- **Exercise requirements**
Would you return all of this data exactly, leaving nothing out?

[Dataset items]

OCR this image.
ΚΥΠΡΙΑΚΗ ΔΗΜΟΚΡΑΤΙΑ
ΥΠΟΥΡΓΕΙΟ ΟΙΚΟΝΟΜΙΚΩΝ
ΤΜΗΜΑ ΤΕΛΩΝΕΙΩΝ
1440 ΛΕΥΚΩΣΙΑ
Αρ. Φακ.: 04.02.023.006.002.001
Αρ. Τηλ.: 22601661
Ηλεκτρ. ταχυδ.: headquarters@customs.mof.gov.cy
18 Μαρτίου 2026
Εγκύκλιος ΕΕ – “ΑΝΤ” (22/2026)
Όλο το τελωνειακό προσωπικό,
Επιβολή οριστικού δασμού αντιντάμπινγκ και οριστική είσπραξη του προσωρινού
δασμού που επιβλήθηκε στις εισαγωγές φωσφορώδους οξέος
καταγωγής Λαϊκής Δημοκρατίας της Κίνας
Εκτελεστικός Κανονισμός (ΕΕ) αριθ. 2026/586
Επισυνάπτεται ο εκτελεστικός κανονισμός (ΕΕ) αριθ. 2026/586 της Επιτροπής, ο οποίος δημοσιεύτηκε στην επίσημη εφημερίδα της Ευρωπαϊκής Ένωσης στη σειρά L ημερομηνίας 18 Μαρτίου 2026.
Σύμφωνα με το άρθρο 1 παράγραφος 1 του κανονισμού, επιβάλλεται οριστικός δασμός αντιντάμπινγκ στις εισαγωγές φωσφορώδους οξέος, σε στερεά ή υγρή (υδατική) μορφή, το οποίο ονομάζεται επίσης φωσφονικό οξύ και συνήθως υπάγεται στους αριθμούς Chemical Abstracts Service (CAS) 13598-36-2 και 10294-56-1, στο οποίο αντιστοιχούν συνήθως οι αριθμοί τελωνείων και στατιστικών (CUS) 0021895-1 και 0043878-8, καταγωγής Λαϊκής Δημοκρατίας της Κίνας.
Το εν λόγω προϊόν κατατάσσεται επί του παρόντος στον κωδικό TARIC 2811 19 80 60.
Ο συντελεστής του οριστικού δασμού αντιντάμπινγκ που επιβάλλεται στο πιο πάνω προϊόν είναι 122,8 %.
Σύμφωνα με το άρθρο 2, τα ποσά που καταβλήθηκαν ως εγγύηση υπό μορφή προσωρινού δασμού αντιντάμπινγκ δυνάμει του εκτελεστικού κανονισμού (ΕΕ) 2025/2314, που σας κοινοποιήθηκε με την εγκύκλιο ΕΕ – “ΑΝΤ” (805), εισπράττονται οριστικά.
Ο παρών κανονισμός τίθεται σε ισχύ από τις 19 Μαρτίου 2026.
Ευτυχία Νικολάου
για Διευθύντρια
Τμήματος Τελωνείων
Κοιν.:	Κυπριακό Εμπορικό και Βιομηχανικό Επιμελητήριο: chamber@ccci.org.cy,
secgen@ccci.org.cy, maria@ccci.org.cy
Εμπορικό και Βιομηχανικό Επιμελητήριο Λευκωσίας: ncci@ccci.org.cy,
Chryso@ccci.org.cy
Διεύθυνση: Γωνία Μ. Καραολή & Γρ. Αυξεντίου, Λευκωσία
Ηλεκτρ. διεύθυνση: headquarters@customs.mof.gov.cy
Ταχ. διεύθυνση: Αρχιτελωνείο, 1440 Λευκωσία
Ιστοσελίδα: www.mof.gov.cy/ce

- **Result for this exercise**
OCR this image.
ΚΥΠΡΙΑΚΗ ΔΗΜΟΚΡΑΤΙΑ
ΥΠΟΥΡΓΕΙΟ ΟΙΚΟΝΟΜΙΚΩΝ
ΤΜΗΜΑ ΤΕΛΩΝΕΙΩΝ
1440 ΛΕΥΚΩΣΙΑ
Αρ. Φακ.: 04.02.023.006.002.001
Αρ. Τηλ.: 22601661
Ηλεκτρ. ταχυδ.: headquarters@customs.mof.gov.cy
18 Μαρτίου 2026
Εγκύκλιος ΕΕ – “ΑΝΤ” (22/2026)
Όλο το τελωνειακό προσωπικό,
Επιβολή οριστικού δασμού αντιντάμπινγκ και οριστική είσπραξη του προσωρινού
δασμού που επιβλήθηκε στις εισαγωγές φωσφορώδους οξέος
καταγωγής Λαϊκής Δημοκρατίας της Κίνας
Εκτελεστικός Κανονισμός (ΕΕ) αριθ. 2026/586
Επισυνάπτεται ο εκτελεστικός κανονισμός (ΕΕ) αριθ. 2026/586 της Επιτροπής, ο οποίος δημοσιεύτηκε στην επίσημη εφημερίδα της Ευρωπαϊκής Ένωσης στη σειρά L ημερομηνίας 18 Μαρτίου 2026.
Σύμφωνα με το άρθρο 1 παράγραφος 1 του κανονισμού, επιβάλλεται οριστικός δασμός αντιντάμπινγκ στις εισαγωγές φωσφορώδους οξέος, σε στερεά ή υγρή (υδατική) μορφή, το οποίο ονομάζεται επίσης φωσφονικό οξύ και συνήθως υπάγεται στους αριθμούς Chemical Abstracts Service (CAS) 13598-36-2 και 10294-56-1, στο οποίο αντιστοιχούν συνήθως οι αριθμοί τελωνείων και στατιστικών (CUS) 0021895-1 και 0043878-8, καταγωγής Λαϊκής Δημοκρατίας της Κίνας.
Το εν λόγω προϊόν κατατάσσεται επί του παρόντος στον κωδικό TARIC 2811 19 80 60.
Ο συντελεστής του οριστικού δασμού αντιντάμπινγκ που επιβάλλεται στο πιο πάνω προϊόν είναι 122,8 %.
Σύμφωνα με το άρθρο 2, τα ποσά που καταβλήθηκαν ως εγγύηση υπό μορφή προσωρινού δασμού αντιντάμπινγκ δυνάμει του εκτελεστικού κανονισμού (ΕΕ) 2025/2314, που σας κοινοποιήθηκε με την εγκύκλιο ΕΕ – “ΑΝΤ” (805), εισπράττονται οριστικά.
Ο παρών κανονισμός τίθεται σε ισχύ από τις 19 Μαρτίου 2026.
Ευτυχία Νικολάου
για Διευθύντρια
Τμήματος Τελωνείων
Κοιν.:	Κυπριακό Εμπορικό και Βιομηχανικό Επιμελητήριο: chamber@ccci.org.cy,
secgen@ccci.org.cy, maria@ccci.org.cy
Εμπορικό και Βιομηχανικό Επιμελητήριο Λευκωσίας: ncci@ccci.org.cy,
Chryso@ccci.org.cy
Διεύθυνση: Γωνία Μ. Καραολή & Γρ. Αυξεντίου, Λευκωσία
Ηλεκτρ. διεύθυνση: headquarters@customs.mof.gov.cy
Ταχ. διεύθυνση: Αρχιτελωνείο, 1440 Λευκωσία
Ιστοσελίδα: www.mof.gov.cy/ce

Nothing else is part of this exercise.